Records for this exercise:
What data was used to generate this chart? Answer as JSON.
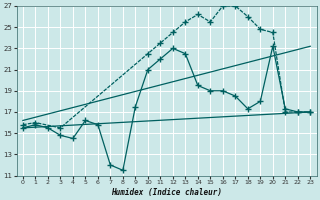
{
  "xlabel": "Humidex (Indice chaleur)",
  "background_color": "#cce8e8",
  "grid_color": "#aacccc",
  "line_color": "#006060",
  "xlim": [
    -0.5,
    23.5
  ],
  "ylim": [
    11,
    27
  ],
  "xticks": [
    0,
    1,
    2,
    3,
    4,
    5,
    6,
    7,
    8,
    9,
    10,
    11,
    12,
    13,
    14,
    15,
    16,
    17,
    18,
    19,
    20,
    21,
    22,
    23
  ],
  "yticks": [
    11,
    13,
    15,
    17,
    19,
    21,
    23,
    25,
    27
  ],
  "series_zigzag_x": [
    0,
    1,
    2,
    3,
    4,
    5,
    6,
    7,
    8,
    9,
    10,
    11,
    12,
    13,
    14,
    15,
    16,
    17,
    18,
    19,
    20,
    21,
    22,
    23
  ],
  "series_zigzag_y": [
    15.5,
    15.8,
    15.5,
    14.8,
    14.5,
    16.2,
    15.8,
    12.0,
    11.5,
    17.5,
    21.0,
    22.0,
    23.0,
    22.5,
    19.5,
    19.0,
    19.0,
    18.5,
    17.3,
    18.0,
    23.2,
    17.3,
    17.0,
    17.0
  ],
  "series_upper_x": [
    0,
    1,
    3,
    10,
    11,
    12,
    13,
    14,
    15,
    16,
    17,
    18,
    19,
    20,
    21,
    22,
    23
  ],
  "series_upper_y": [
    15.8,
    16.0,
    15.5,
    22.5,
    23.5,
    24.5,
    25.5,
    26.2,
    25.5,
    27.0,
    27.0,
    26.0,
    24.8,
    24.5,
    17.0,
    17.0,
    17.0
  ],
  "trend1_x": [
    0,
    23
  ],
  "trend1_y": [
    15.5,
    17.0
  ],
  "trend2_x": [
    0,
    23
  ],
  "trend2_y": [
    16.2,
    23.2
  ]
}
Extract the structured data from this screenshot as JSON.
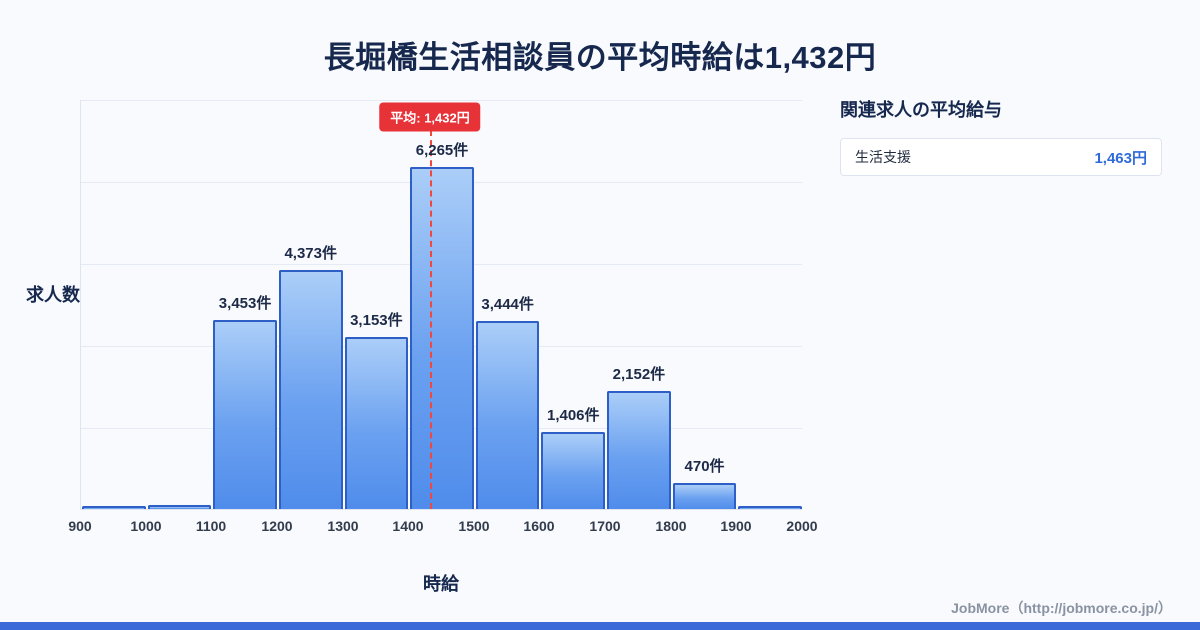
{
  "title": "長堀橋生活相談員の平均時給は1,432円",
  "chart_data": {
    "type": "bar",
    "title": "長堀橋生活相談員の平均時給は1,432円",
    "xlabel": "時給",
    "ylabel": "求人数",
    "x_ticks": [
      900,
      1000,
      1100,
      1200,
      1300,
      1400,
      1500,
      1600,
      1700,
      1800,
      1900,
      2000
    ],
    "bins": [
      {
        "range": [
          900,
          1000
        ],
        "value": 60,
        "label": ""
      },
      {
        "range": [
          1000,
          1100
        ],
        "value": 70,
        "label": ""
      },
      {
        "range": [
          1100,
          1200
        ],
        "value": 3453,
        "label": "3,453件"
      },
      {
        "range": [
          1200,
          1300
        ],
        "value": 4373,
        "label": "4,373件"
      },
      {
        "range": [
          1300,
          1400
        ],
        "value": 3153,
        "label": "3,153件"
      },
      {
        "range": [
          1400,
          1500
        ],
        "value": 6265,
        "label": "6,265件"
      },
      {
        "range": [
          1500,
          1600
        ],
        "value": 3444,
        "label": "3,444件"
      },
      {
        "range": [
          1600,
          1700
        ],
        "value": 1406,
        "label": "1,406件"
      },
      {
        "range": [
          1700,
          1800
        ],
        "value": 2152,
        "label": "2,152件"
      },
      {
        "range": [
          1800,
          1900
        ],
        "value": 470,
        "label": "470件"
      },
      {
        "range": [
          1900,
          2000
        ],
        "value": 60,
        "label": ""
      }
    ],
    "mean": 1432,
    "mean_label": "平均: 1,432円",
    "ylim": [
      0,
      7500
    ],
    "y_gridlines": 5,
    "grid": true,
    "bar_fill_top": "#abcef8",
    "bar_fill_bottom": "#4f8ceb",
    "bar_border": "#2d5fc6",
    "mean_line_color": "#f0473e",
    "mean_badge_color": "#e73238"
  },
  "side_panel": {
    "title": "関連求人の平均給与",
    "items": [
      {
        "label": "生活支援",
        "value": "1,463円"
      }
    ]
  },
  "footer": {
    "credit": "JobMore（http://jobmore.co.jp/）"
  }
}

--

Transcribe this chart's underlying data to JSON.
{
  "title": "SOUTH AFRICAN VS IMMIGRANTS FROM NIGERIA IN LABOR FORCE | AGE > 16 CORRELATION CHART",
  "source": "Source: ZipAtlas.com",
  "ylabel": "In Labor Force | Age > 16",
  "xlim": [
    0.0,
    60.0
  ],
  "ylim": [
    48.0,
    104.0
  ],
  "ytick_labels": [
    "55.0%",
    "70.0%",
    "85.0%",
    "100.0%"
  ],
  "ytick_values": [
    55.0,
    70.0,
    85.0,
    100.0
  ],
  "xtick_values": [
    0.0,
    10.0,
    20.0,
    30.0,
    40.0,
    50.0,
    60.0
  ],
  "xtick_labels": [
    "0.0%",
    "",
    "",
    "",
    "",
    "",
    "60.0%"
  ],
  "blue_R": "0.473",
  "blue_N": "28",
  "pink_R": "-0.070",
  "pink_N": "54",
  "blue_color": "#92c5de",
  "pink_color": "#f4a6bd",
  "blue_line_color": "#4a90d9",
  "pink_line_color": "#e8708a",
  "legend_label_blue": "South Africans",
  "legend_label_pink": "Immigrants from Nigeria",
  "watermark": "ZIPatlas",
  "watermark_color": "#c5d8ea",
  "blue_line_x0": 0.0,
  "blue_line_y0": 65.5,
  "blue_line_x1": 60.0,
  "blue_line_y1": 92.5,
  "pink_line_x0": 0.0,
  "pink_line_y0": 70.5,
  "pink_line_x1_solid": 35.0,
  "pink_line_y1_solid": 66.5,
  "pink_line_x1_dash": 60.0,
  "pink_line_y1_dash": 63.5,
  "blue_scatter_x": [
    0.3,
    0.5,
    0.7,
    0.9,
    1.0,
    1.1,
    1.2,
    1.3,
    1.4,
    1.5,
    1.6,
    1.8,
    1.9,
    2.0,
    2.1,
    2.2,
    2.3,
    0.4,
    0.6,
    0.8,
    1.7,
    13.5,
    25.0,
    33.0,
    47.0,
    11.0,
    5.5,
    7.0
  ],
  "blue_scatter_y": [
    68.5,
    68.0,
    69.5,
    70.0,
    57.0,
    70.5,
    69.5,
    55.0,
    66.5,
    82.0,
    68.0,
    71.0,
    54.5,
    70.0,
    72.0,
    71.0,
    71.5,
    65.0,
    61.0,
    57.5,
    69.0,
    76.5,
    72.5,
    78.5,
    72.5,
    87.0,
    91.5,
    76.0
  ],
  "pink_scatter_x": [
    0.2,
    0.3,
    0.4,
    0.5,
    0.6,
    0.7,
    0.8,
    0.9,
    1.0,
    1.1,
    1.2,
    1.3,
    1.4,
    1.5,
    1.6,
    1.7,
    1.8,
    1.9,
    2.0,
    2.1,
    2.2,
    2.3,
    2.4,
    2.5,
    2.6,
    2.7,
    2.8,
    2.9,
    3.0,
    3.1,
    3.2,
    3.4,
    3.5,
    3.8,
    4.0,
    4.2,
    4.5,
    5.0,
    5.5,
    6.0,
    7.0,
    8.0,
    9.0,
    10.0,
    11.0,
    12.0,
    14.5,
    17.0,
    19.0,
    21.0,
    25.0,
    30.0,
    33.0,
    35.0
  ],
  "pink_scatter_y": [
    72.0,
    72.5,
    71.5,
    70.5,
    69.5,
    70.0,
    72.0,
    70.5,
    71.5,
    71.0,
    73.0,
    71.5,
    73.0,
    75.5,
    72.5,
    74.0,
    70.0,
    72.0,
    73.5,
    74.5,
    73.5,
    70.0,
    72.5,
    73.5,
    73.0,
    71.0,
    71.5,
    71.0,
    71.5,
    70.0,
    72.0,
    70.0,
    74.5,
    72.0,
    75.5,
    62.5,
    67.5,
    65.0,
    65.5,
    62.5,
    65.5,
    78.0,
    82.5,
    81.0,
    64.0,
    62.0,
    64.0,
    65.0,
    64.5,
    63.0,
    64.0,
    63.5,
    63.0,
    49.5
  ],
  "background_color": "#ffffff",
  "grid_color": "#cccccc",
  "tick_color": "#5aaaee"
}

What needs to be done: Extract every line above that contains the word "ylabel".

Result for this exercise:
    "ylabel": "求人数",
  "ylabel": "In Labor Force | Age > 16",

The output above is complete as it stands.